Filter the records below for the word "должна". Copy each line that holds it.

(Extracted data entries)
::::::::

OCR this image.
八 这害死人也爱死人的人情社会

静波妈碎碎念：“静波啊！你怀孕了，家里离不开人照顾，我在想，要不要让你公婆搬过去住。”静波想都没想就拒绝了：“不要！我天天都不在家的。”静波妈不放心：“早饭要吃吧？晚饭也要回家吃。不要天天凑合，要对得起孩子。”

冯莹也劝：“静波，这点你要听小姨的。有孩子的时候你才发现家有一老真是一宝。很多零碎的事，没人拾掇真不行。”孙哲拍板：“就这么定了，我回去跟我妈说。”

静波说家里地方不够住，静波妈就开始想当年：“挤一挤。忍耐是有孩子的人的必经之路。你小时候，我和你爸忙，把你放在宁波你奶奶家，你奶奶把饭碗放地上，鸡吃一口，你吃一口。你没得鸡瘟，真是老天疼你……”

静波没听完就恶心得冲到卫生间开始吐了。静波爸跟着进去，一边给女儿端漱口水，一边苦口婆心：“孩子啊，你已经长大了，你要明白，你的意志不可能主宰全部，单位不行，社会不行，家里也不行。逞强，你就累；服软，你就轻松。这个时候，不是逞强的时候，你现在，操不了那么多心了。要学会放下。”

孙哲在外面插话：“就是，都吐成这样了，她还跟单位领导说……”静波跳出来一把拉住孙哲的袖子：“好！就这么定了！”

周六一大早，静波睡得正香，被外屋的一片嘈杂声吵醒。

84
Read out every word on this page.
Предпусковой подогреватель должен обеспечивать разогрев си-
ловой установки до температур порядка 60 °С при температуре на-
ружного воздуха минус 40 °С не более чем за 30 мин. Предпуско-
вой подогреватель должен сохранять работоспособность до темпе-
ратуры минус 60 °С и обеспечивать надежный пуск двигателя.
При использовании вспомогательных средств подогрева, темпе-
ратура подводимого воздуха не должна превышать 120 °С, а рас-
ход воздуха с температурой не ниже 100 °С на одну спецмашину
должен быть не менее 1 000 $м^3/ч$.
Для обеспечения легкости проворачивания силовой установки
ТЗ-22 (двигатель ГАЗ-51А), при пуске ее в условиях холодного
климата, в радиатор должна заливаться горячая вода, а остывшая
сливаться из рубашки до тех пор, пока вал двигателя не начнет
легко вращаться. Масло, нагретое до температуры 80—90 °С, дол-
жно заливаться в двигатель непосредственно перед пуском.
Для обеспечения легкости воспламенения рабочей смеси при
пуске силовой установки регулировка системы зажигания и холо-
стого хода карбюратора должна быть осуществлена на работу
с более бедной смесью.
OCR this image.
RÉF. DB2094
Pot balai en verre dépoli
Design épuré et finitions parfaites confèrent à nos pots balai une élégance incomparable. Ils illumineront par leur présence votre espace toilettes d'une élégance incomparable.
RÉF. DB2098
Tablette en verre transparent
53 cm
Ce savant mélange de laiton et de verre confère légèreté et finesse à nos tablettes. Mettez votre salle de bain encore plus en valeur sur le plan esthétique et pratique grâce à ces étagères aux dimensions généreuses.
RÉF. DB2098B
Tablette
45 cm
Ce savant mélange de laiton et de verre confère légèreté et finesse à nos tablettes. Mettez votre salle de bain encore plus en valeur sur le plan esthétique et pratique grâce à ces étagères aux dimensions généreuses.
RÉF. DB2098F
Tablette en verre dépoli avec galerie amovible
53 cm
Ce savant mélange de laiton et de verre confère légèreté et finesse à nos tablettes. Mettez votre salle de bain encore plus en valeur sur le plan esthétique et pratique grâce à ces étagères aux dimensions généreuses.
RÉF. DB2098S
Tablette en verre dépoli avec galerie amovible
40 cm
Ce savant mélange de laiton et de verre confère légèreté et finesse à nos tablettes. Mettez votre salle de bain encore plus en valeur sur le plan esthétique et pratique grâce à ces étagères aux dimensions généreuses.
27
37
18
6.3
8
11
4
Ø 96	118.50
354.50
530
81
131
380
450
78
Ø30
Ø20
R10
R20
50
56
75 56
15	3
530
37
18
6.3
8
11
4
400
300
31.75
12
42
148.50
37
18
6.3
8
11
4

::::::::

RIGHT ANSWER -
ратура подводимого воздуха не должна превышать 120 °С, а рас-
климата, в радиатор должна заливаться горячая вода, а остывшая
стого хода карбюратора должна быть осуществлена на работу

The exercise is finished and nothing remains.